WHAT TO DO:
Give the entries again exactly, every one of them.
>> Start
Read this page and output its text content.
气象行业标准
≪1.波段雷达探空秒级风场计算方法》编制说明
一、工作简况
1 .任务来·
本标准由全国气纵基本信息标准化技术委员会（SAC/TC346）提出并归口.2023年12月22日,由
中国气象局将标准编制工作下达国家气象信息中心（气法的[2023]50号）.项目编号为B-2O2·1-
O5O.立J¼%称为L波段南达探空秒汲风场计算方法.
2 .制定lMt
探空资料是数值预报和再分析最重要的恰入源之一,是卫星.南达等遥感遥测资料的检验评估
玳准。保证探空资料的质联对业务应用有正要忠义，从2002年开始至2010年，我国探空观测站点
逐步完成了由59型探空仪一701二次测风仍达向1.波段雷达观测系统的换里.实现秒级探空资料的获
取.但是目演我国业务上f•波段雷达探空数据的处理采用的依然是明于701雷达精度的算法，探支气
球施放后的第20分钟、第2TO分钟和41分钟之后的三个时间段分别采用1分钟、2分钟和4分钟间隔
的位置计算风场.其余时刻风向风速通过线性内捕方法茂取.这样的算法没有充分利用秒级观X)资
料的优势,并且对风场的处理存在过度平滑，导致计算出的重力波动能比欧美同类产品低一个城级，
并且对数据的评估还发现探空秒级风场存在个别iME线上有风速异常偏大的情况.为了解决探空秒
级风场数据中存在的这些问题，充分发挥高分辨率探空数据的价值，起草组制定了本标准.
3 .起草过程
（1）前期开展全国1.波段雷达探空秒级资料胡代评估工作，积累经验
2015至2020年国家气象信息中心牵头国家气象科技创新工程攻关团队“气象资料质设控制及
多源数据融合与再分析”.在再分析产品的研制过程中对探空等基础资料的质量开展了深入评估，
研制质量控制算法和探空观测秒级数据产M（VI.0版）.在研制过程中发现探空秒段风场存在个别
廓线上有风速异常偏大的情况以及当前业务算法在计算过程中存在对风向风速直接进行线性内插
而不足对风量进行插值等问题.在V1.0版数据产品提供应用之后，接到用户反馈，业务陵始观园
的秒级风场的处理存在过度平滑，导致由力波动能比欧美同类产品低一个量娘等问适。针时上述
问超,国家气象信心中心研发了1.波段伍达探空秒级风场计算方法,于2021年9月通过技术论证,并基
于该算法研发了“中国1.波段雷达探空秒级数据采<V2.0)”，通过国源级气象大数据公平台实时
>> End
RESPONSE TO THIS TASK:
Read this page and output its text content.
气象行业标准
≪1.波段雷达探空秒级风场计算方法》编制说明
一、工作简况
1 .任务来·
本标准由全国气纵基本信息标准化技术委员会（SAC/TC346）提出并归口.2023年12月22日,由
中国气象局将标准编制工作下达国家气象信息中心（气法的[2023]50号）.项目编号为B-2O2·1-
O5O.立J¼%称为L波段南达探空秒汲风场计算方法.
2 .制定lMt
探空资料是数值预报和再分析最重要的恰入源之一,是卫星.南达等遥感遥测资料的检验评估
玳准。保证探空资料的质联对业务应用有正要忠义，从2002年开始至2010年，我国探空观测站点
逐步完成了由59型探空仪一701二次测风仍达向1.波段雷达观测系统的换里.实现秒级探空资料的获
取.但是目演我国业务上f•波段雷达探空数据的处理采用的依然是明于701雷达精度的算法，探支气
球施放后的第20分钟、第2TO分钟和41分钟之后的三个时间段分别采用1分钟、2分钟和4分钟间隔
的位置计算风场.其余时刻风向风速通过线性内捕方法茂取.这样的算法没有充分利用秒级观X)资
料的优势,并且对风场的处理存在过度平滑，导致计算出的重力波动能比欧美同类产品低一个城级，
并且对数据的评估还发现探空秒级风场存在个别iME线上有风速异常偏大的情况.为了解决探空秒
级风场数据中存在的这些问题，充分发挥高分辨率探空数据的价值，起草组制定了本标准.
3 .起草过程
（1）前期开展全国1.波段雷达探空秒级资料胡代评估工作，积累经验
2015至2020年国家气象信息中心牵头国家气象科技创新工程攻关团队“气象资料质设控制及
多源数据融合与再分析”.在再分析产品的研制过程中对探空等基础资料的质量开展了深入评估，
研制质量控制算法和探空观测秒级数据产M（VI.0版）.在研制过程中发现探空秒段风场存在个别
廓线上有风速异常偏大的情况以及当前业务算法在计算过程中存在对风向风速直接进行线性内插
而不足对风量进行插值等问题.在V1.0版数据产品提供应用之后，接到用户反馈，业务陵始观园
的秒级风场的处理存在过度平滑，导致由力波动能比欧美同类产品低一个量娘等问适。针时上述
问超,国家气象信心中心研发了1.波段伍达探空秒级风场计算方法,于2021年9月通过技术论证,并基
于该算法研发了“中国1.波段雷达探空秒级数据采<V2.0)”，通过国源级气象大数据公平台实时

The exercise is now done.